#### Provided information
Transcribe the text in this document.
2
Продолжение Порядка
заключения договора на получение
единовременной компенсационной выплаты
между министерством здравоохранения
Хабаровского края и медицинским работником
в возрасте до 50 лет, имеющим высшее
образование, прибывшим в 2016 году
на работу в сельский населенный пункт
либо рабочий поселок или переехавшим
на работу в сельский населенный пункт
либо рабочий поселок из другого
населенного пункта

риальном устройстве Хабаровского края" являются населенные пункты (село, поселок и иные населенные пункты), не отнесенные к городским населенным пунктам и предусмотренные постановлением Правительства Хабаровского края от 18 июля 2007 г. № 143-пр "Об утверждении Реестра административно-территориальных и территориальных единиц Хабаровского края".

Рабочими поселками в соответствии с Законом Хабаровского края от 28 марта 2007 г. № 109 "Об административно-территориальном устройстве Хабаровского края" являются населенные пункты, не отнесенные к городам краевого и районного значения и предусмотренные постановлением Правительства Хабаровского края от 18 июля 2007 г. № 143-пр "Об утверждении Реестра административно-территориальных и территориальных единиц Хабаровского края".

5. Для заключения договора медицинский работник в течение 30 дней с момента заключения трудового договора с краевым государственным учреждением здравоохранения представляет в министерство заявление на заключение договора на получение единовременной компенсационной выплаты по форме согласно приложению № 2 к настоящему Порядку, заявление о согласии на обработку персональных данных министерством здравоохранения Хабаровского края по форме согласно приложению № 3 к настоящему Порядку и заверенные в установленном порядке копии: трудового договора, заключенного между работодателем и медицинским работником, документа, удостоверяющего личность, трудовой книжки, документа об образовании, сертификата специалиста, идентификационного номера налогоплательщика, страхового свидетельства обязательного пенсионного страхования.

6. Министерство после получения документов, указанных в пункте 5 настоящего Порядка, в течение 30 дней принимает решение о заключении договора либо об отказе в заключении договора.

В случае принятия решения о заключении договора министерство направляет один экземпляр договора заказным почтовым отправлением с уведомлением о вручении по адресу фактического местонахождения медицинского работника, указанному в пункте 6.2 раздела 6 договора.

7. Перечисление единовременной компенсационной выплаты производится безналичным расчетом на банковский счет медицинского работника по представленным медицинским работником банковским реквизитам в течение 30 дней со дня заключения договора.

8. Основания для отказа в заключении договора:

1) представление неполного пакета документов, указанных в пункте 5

#### Objective
All entries shown above should be printed again exactly.

#### Written response
Transcribe the text in this document.
2
Продолжение Порядка
заключения договора на получение
единовременной компенсационной выплаты
между министерством здравоохранения
Хабаровского края и медицинским работником
в возрасте до 50 лет, имеющим высшее
образование, прибывшим в 2016 году
на работу в сельский населенный пункт
либо рабочий поселок или переехавшим
на работу в сельский населенный пункт
либо рабочий поселок из другого
населенного пункта

риальном устройстве Хабаровского края" являются населенные пункты (село, поселок и иные населенные пункты), не отнесенные к городским населенным пунктам и предусмотренные постановлением Правительства Хабаровского края от 18 июля 2007 г. № 143-пр "Об утверждении Реестра административно-территориальных и территориальных единиц Хабаровского края".

Рабочими поселками в соответствии с Законом Хабаровского края от 28 марта 2007 г. № 109 "Об административно-территориальном устройстве Хабаровского края" являются населенные пункты, не отнесенные к городам краевого и районного значения и предусмотренные постановлением Правительства Хабаровского края от 18 июля 2007 г. № 143-пр "Об утверждении Реестра административно-территориальных и территориальных единиц Хабаровского края".

5. Для заключения договора медицинский работник в течение 30 дней с момента заключения трудового договора с краевым государственным учреждением здравоохранения представляет в министерство заявление на заключение договора на получение единовременной компенсационной выплаты по форме согласно приложению № 2 к настоящему Порядку, заявление о согласии на обработку персональных данных министерством здравоохранения Хабаровского края по форме согласно приложению № 3 к настоящему Порядку и заверенные в установленном порядке копии: трудового договора, заключенного между работодателем и медицинским работником, документа, удостоверяющего личность, трудовой книжки, документа об образовании, сертификата специалиста, идентификационного номера налогоплательщика, страхового свидетельства обязательного пенсионного страхования.

6. Министерство после получения документов, указанных в пункте 5 настоящего Порядка, в течение 30 дней принимает решение о заключении договора либо об отказе в заключении договора.

В случае принятия решения о заключении договора министерство направляет один экземпляр договора заказным почтовым отправлением с уведомлением о вручении по адресу фактического местонахождения медицинского работника, указанному в пункте 6.2 раздела 6 договора.

7. Перечисление единовременной компенсационной выплаты производится безналичным расчетом на банковский счет медицинского работника по представленным медицинским работником банковским реквизитам в течение 30 дней со дня заключения договора.

8. Основания для отказа в заключении договора:

1) представление неполного пакета документов, указанных в пункте 5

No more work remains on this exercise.